(begin)
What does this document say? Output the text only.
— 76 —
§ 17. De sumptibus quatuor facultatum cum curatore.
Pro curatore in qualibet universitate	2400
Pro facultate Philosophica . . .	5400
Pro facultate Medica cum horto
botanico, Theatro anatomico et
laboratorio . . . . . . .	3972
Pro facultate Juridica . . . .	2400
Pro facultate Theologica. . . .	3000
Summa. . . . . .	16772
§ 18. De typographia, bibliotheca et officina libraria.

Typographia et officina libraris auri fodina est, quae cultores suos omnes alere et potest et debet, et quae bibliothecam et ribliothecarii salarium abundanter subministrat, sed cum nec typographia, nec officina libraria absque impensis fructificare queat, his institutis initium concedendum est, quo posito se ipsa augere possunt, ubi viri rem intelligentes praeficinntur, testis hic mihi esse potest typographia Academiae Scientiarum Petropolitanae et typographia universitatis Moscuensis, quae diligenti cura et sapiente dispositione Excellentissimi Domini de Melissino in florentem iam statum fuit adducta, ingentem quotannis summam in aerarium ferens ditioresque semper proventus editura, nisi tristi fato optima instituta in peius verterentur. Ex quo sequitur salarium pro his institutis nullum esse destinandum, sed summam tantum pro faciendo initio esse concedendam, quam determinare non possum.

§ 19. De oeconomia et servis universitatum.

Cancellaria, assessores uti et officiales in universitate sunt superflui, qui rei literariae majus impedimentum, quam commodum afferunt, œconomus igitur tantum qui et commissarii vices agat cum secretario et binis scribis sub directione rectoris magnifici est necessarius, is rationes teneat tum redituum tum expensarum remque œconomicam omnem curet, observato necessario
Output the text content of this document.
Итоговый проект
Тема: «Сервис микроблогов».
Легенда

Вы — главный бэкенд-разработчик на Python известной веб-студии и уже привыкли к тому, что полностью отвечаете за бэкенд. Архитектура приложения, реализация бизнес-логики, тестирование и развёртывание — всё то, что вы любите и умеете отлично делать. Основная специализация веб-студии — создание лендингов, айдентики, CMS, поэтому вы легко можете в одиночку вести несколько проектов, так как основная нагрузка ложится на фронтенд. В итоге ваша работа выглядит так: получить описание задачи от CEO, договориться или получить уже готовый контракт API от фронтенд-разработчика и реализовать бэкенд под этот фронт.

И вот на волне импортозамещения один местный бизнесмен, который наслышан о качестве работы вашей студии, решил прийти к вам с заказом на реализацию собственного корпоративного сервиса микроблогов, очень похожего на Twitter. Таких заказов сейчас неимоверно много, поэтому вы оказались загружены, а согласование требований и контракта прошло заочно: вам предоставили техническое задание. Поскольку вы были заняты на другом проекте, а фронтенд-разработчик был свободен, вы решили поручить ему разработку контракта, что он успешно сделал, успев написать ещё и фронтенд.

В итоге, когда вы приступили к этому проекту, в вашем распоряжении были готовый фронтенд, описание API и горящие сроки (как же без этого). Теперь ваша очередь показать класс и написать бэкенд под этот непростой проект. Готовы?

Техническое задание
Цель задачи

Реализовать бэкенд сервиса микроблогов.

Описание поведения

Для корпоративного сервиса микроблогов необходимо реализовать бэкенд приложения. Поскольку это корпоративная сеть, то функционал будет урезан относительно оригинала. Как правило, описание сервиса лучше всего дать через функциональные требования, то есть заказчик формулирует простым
(end)
* [What is being asked] Your reply is one number: how many lines of the records above contain the word "разработчик".

* [Answer in full] 2